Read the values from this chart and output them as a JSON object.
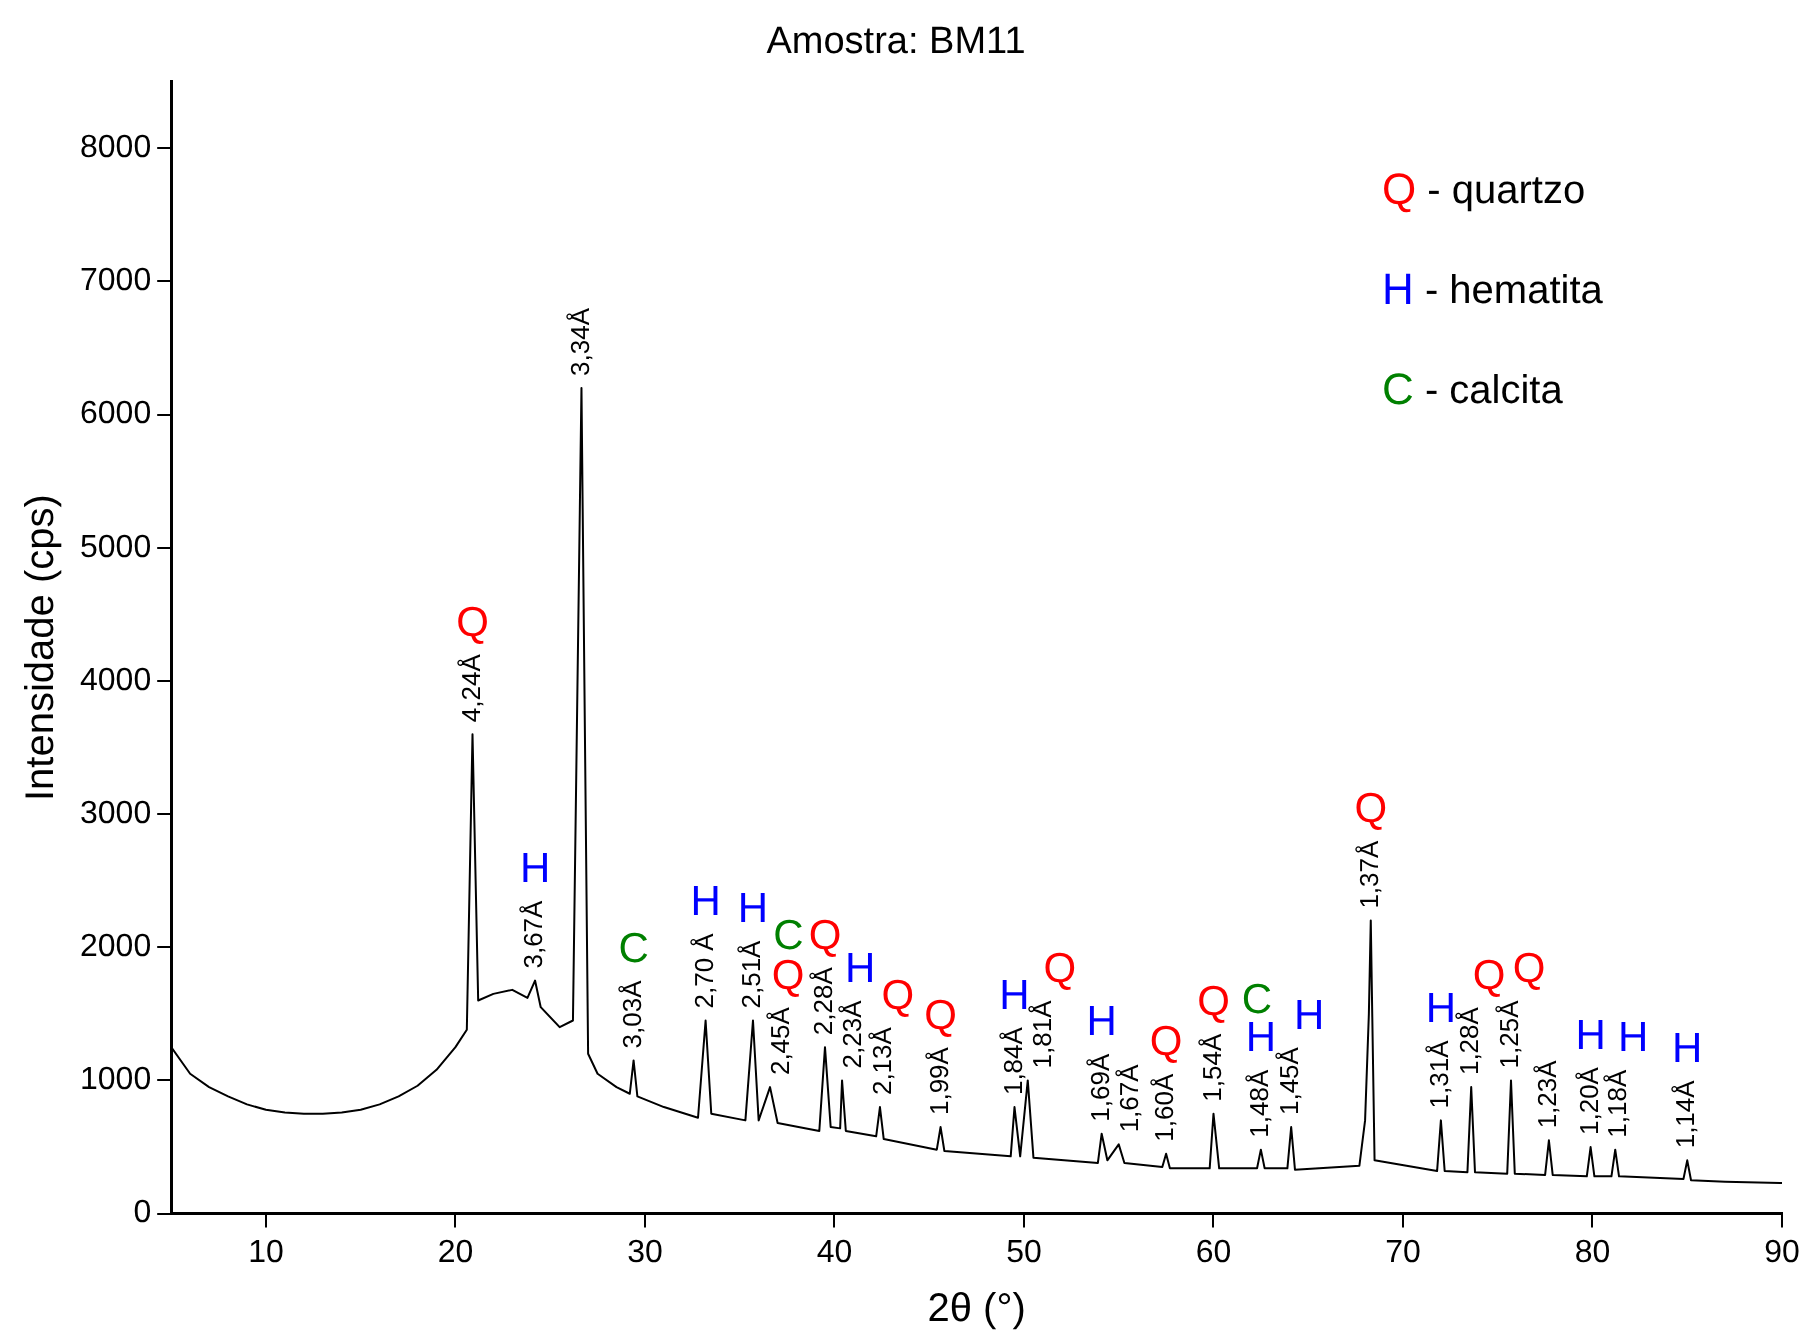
{
  "chart_data": {
    "type": "line",
    "title": "Amostra: BM11",
    "xlabel": "2θ (°)",
    "ylabel": "Intensidade (cps)",
    "xlim": [
      5,
      90
    ],
    "xticks": [
      10,
      20,
      30,
      40,
      50,
      60,
      70,
      80,
      90
    ],
    "ylim": [
      0,
      8500
    ],
    "yticks": [
      0,
      1000,
      2000,
      3000,
      4000,
      5000,
      6000,
      7000,
      8000
    ],
    "grid": false,
    "marker": "none",
    "line_style": "solid",
    "series": [
      {
        "color": "#000000",
        "x": [
          5,
          6,
          7,
          8,
          9,
          10,
          11,
          12,
          13,
          14,
          15,
          16,
          17,
          18,
          19,
          20,
          20.6,
          20.9,
          21.2,
          22,
          23,
          23.8,
          24.2,
          24.5,
          25.5,
          26.2,
          26.65,
          27.0,
          27.5,
          28.5,
          29.2,
          29.4,
          29.6,
          31,
          32.8,
          33.2,
          33.5,
          35.3,
          35.7,
          36.0,
          36.6,
          37,
          39.2,
          39.5,
          39.8,
          40.3,
          40.4,
          40.6,
          42.2,
          42.4,
          42.6,
          45.4,
          45.6,
          45.8,
          49.3,
          49.5,
          49.8,
          50.2,
          50.5,
          53.9,
          54.1,
          54.4,
          55.0,
          55.3,
          57.3,
          57.5,
          57.7,
          59.8,
          60.0,
          60.3,
          62.3,
          62.5,
          62.7,
          63.9,
          64.1,
          64.3,
          67.7,
          68.0,
          68.2,
          68.3,
          68.5,
          71.8,
          72.0,
          72.2,
          73.4,
          73.6,
          73.8,
          75.5,
          75.7,
          75.9,
          77.5,
          77.7,
          77.9,
          79.7,
          79.9,
          80.1,
          81.0,
          81.2,
          81.4,
          84.8,
          85.0,
          85.2,
          87,
          90
        ],
        "values": [
          1250,
          1050,
          950,
          880,
          820,
          780,
          760,
          750,
          750,
          760,
          780,
          820,
          880,
          960,
          1080,
          1250,
          1380,
          3600,
          1600,
          1650,
          1680,
          1620,
          1750,
          1550,
          1400,
          1450,
          6200,
          1200,
          1050,
          950,
          900,
          1150,
          880,
          800,
          720,
          1450,
          750,
          700,
          1450,
          700,
          950,
          680,
          620,
          1250,
          650,
          640,
          1000,
          620,
          580,
          800,
          560,
          480,
          650,
          470,
          430,
          800,
          430,
          1000,
          420,
          380,
          600,
          400,
          520,
          380,
          350,
          450,
          340,
          340,
          750,
          340,
          340,
          480,
          340,
          340,
          650,
          330,
          360,
          700,
          1500,
          2200,
          400,
          320,
          700,
          320,
          310,
          950,
          310,
          300,
          1000,
          300,
          290,
          550,
          290,
          280,
          500,
          280,
          280,
          480,
          280,
          260,
          400,
          250,
          240,
          230
        ]
      }
    ],
    "annotations": [
      "Q - quartzo",
      "H - hematita",
      "C - calcita",
      {
        "text": "4,24Å",
        "x": 20.9,
        "y": 3600
      },
      {
        "text": "Q",
        "x": 20.9,
        "y": 3600
      },
      {
        "text": "3,34Å",
        "x": 26.65,
        "y": 6200
      },
      {
        "text": "3,67Å",
        "x": 24.2,
        "y": 1750
      },
      {
        "text": "H",
        "x": 24.2,
        "y": 1750
      },
      {
        "text": "3,03Å",
        "x": 29.4,
        "y": 1150
      },
      {
        "text": "C",
        "x": 29.4,
        "y": 1150
      },
      {
        "text": "2,70 Å",
        "x": 33.2,
        "y": 1450
      },
      {
        "text": "H",
        "x": 33.2,
        "y": 1450
      },
      {
        "text": "2,51Å",
        "x": 35.7,
        "y": 1450
      },
      {
        "text": "H",
        "x": 35.7,
        "y": 1450
      },
      {
        "text": "2,45Å",
        "x": 36.6,
        "y": 950
      },
      {
        "text": "Q",
        "x": 36.6,
        "y": 950
      },
      {
        "text": "2,28Å",
        "x": 39.5,
        "y": 1250
      },
      {
        "text": "Q",
        "x": 39.5,
        "y": 1250
      },
      {
        "text": "C",
        "x": 39.5,
        "y": 1250
      },
      {
        "text": "2,23Å",
        "x": 40.4,
        "y": 1000
      },
      {
        "text": "H",
        "x": 40.4,
        "y": 1000
      },
      {
        "text": "2,13Å",
        "x": 42.4,
        "y": 800
      },
      {
        "text": "Q",
        "x": 42.4,
        "y": 800
      },
      {
        "text": "1,99Å",
        "x": 45.6,
        "y": 650
      },
      {
        "text": "Q",
        "x": 45.6,
        "y": 650
      },
      {
        "text": "1,84Å",
        "x": 49.5,
        "y": 800
      },
      {
        "text": "H",
        "x": 49.5,
        "y": 800
      },
      {
        "text": "1,81Å",
        "x": 50.2,
        "y": 1000
      },
      {
        "text": "Q",
        "x": 50.2,
        "y": 1000
      },
      {
        "text": "1,69Å",
        "x": 54.1,
        "y": 600
      },
      {
        "text": "H",
        "x": 54.1,
        "y": 600
      },
      {
        "text": "1,67Å",
        "x": 55.0,
        "y": 520
      },
      {
        "text": "1,60Å",
        "x": 57.5,
        "y": 450
      },
      {
        "text": "Q",
        "x": 57.5,
        "y": 450
      },
      {
        "text": "1,54Å",
        "x": 60.0,
        "y": 750
      },
      {
        "text": "Q",
        "x": 60.0,
        "y": 750
      },
      {
        "text": "1,48Å",
        "x": 62.5,
        "y": 480
      },
      {
        "text": "H",
        "x": 62.5,
        "y": 480
      },
      {
        "text": "1,45Å",
        "x": 64.1,
        "y": 650
      },
      {
        "text": "H",
        "x": 64.1,
        "y": 650
      },
      {
        "text": "C",
        "x": 64.1,
        "y": 650
      },
      {
        "text": "1,37Å",
        "x": 68.3,
        "y": 2200
      },
      {
        "text": "Q",
        "x": 68.3,
        "y": 2200
      },
      {
        "text": "1,31Å",
        "x": 72.0,
        "y": 700
      },
      {
        "text": "H",
        "x": 72.0,
        "y": 700
      },
      {
        "text": "1,28Å",
        "x": 73.6,
        "y": 950
      },
      {
        "text": "Q",
        "x": 73.6,
        "y": 950
      },
      {
        "text": "1,25Å",
        "x": 75.7,
        "y": 1000
      },
      {
        "text": "Q",
        "x": 75.7,
        "y": 1000
      },
      {
        "text": "1,23Å",
        "x": 77.7,
        "y": 550
      },
      {
        "text": "1,20Å",
        "x": 79.9,
        "y": 500
      },
      {
        "text": "H",
        "x": 79.9,
        "y": 500
      },
      {
        "text": "1,18Å",
        "x": 81.2,
        "y": 480
      },
      {
        "text": "H",
        "x": 81.2,
        "y": 480
      },
      {
        "text": "1,14Å",
        "x": 85.0,
        "y": 400
      },
      {
        "text": "H",
        "x": 85.0,
        "y": 400
      }
    ]
  }
}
....
*Work instructions:*
Write out every line of the preceding listing that contains "values".

*Task solution:*
Read the values from this chart and output them as a JSON object.
        "values": [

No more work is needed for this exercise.